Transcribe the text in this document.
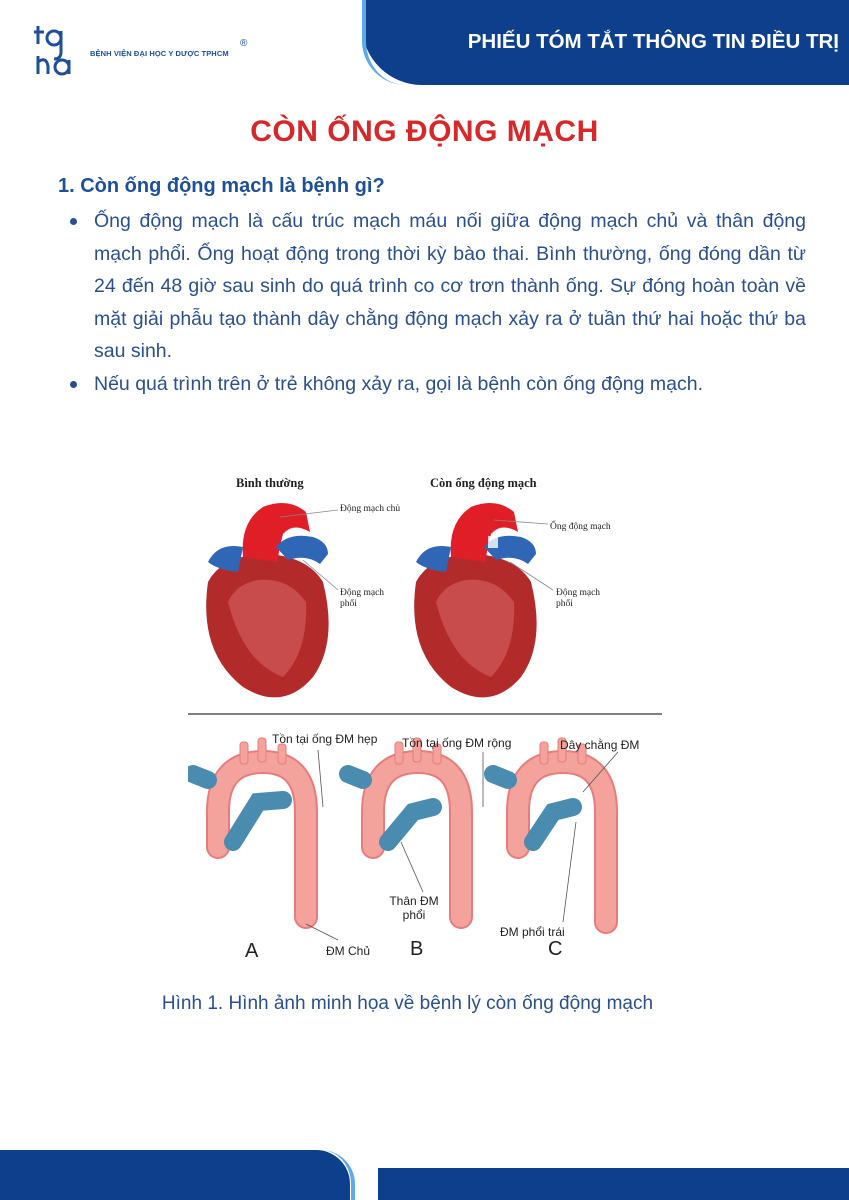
BỆNH VIỆN ĐẠI HỌC Y DƯỢC TPHCM
®	PHIẾU TÓM TẮT THÔNG TIN ĐIỀU TRỊ
CÒN ỐNG ĐỘNG MẠCH
1. Còn ống động mạch là bệnh gì?
Ống động mạch là cấu trúc mạch máu nối giữa động mạch chủ và thân động mạch phổi. Ống hoạt động trong thời kỳ bào thai. Bình thường, ống đóng dần từ 24 đến 48 giờ sau sinh do quá trình co cơ trơn thành ống. Sự đóng hoàn toàn về mặt giải phẫu tạo thành dây chằng động mạch xảy ra ở tuần thứ hai hoặc thứ ba sau sinh.
Nếu quá trình trên ở trẻ không xảy ra, gọi là bệnh còn ống động mạch.
Bình thường	Còn ống động mạch
Động mạch chủ
Động mạch phổi
Ống động mạch
Động mạch phổi
Tồn tại ống ĐM hẹp Tồn tại ống ĐM rộng	Dây chằng ĐM
Thân ĐM phổi
ĐM Chủ
ĐM phổi trái
A	B	C
Hình 1. Hình ảnh minh họa về bệnh lý còn ống động mạch
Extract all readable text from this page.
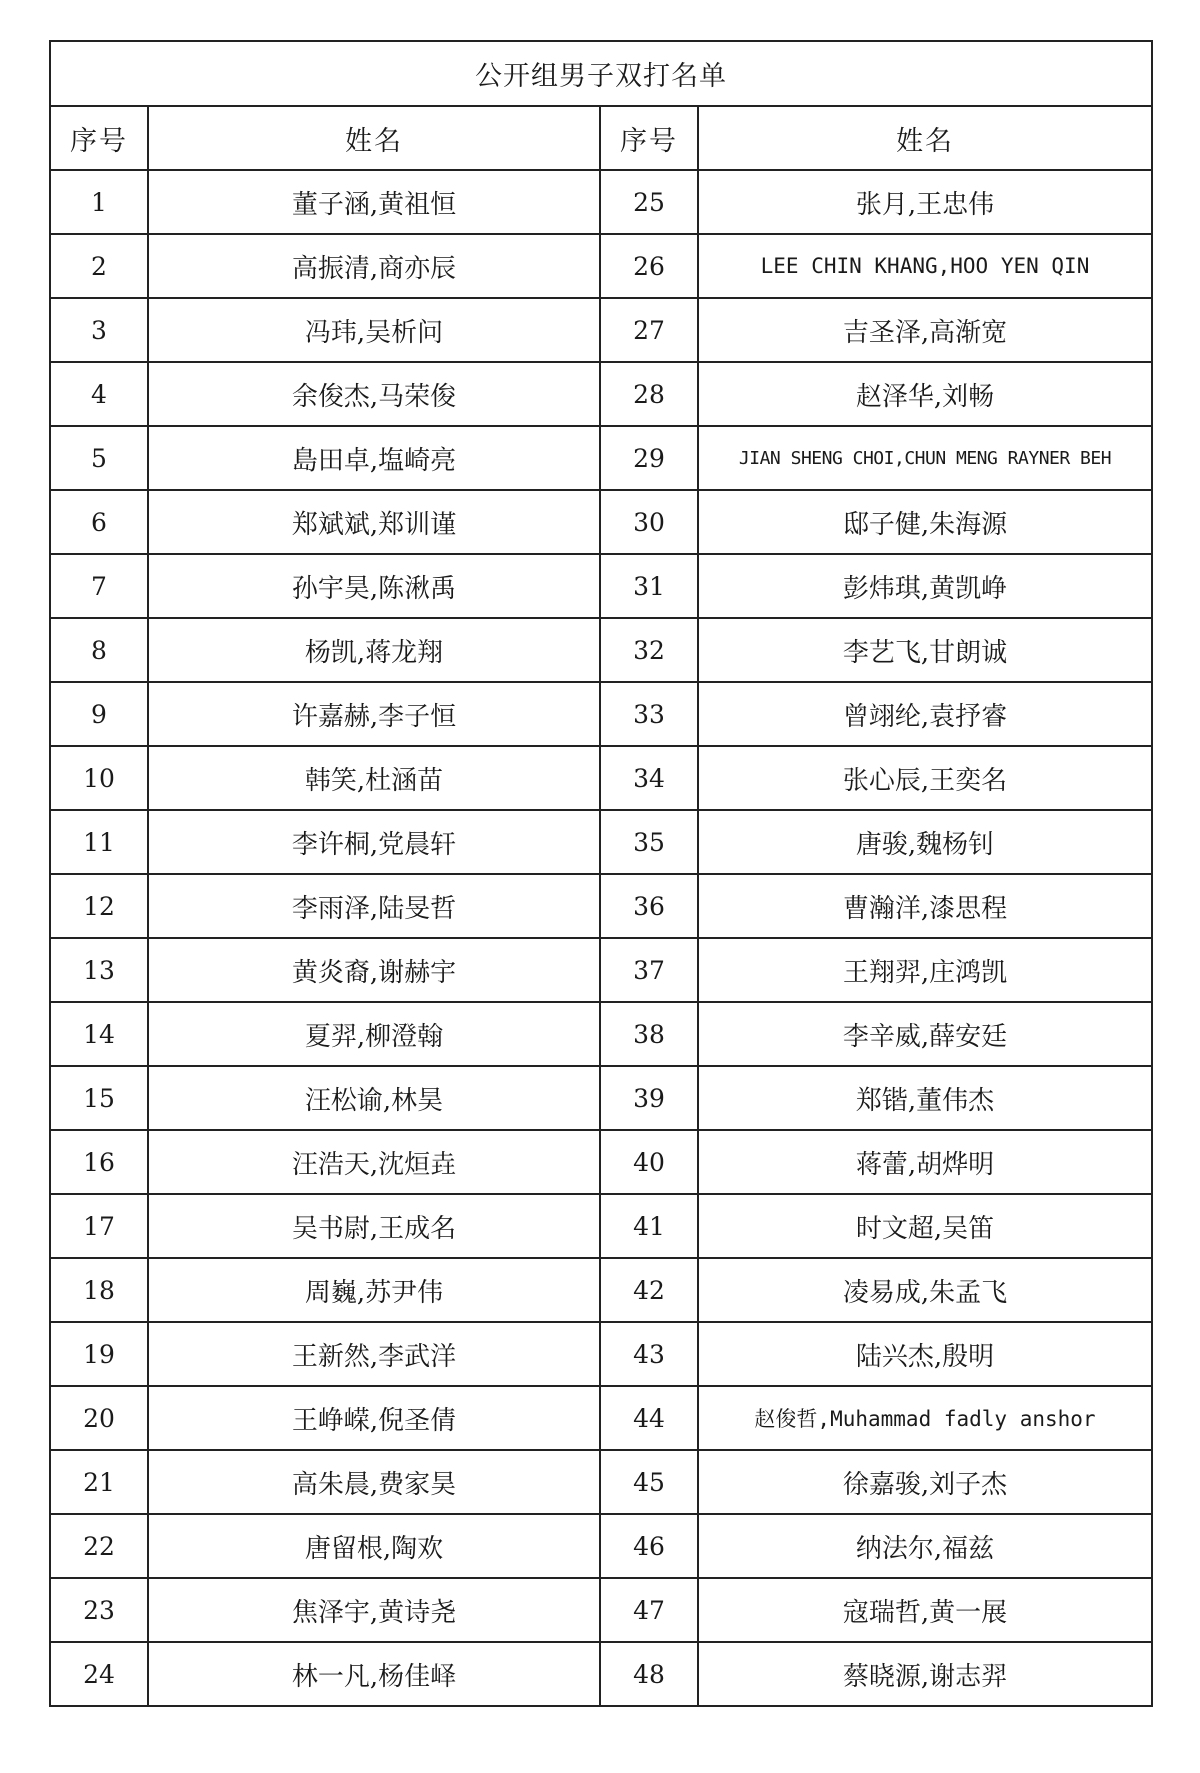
公开组男子双打名单			
序号	姓名	序号	姓名
1	董子涵,黄祖恒	25	张月,王忠伟
2	高振清,商亦辰	26	LEE CHIN KHANG,HOO YEN QIN
3	冯玮,吴析问	27	吉圣泽,高渐宽
4	余俊杰,马荣俊	28	赵泽华,刘畅
5	島田卓,塩崎亮	29	JIAN SHENG CHOI,CHUN MENG RAYNER BEH
6	郑斌斌,郑训谨	30	邸子健,朱海源
7	孙宇昊,陈湫禹	31	彭炜琪,黄凯峥
8	杨凯,蒋龙翔	32	李艺飞,甘朗诚
9	许嘉赫,李子恒	33	曾翊纶,袁抒睿
10	韩笑,杜涵苗	34	张心辰,王奕名
11	李许桐,党晨轩	35	唐骏,魏杨钊
12	李雨泽,陆旻哲	36	曹瀚洋,漆思程
13	黄炎裔,谢赫宇	37	王翔羿,庄鸿凯
14	夏羿,柳澄翰	38	李辛威,薛安廷
15	汪松谕,林昊	39	郑锴,董伟杰
16	汪浩天,沈烜垚	40	蒋蕾,胡烨明
17	吴书尉,王成名	41	时文超,吴笛
18	周巍,苏尹伟	42	凌易成,朱孟飞
19	王新然,李武洋	43	陆兴杰,殷明
20	王峥嵘,倪圣倩	44	赵俊哲,Muhammad fadly anshor
21	高朱晨,费家昊	45	徐嘉骏,刘子杰
22	唐留根,陶欢	46	纳法尔,福兹
23	焦泽宇,黄诗尧	47	寇瑞哲,黄一展
24	林一凡,杨佳峄	48	蔡晓源,谢志羿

= = = =

--- EXERCISE DETAILS ---
Your task is to gather every line with the word "this" and copy it.

--- TASK OUTPUT ---
Transcribe the text in this document.
Extract all readable text from this page.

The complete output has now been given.